* Short task
Locate the string "milyon" in the records below. Copy every line where it occurs.
○ ○ ○ ○ ○
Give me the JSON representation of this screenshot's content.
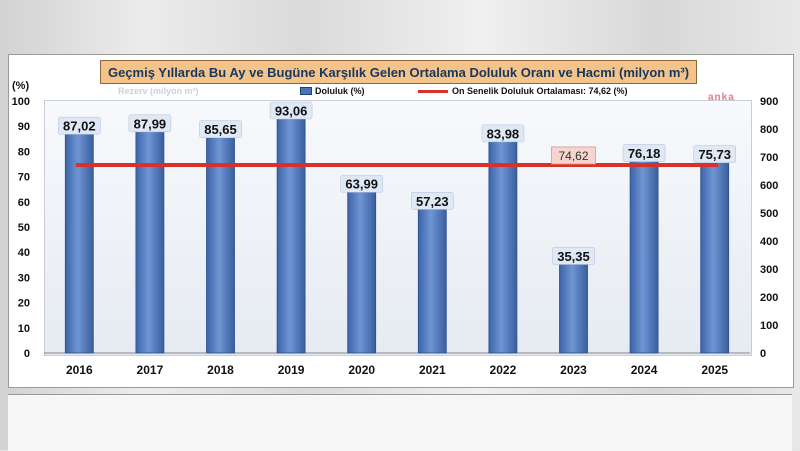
{
  "chart_data": {
    "type": "bar",
    "title": "Geçmiş Yıllarda Bu Ay ve Bugüne Karşılık Gelen Ortalama Doluluk Oranı ve Hacmi (milyon m³)",
    "categories": [
      "2016",
      "2017",
      "2018",
      "2019",
      "2020",
      "2021",
      "2022",
      "2023",
      "2024",
      "2025"
    ],
    "series": [
      {
        "name": "Doluluk (%)",
        "values": [
          87.02,
          87.99,
          85.65,
          93.06,
          63.99,
          57.23,
          83.98,
          35.35,
          76.18,
          75.73
        ],
        "color": "#4a74b8"
      }
    ],
    "value_labels": [
      "87,02",
      "87,99",
      "85,65",
      "93,06",
      "63,99",
      "57,23",
      "83,98",
      "35,35",
      "76,18",
      "75,73"
    ],
    "reference_line": {
      "name": "On Senelik Doluluk Ortalaması: 74,62 (%)",
      "value": 74.62,
      "label": "74,62",
      "color": "#d9302a"
    },
    "ylabel_left": "(%)",
    "ylim_left": [
      0,
      100
    ],
    "yticks_left": [
      "0",
      "10",
      "20",
      "30",
      "40",
      "50",
      "60",
      "70",
      "80",
      "90",
      "100"
    ],
    "ylim_right": [
      0,
      900
    ],
    "yticks_right": [
      "0",
      "100",
      "200",
      "300",
      "400",
      "500",
      "600",
      "700",
      "800",
      "900"
    ],
    "ghost_series_label": "Rezerv (milyon m³)",
    "legend_position": "top",
    "grid": false
  },
  "watermark": "anka"
}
○ ○ ○ ○ ○
* Output of the exercise
    "title": "Geçmiş Yıllarda Bu Ay ve Bugüne Karşılık Gelen Ortalama Doluluk Oranı ve Hacmi (milyon m³)",
    "ghost_series_label": "Rezerv (milyon m³)",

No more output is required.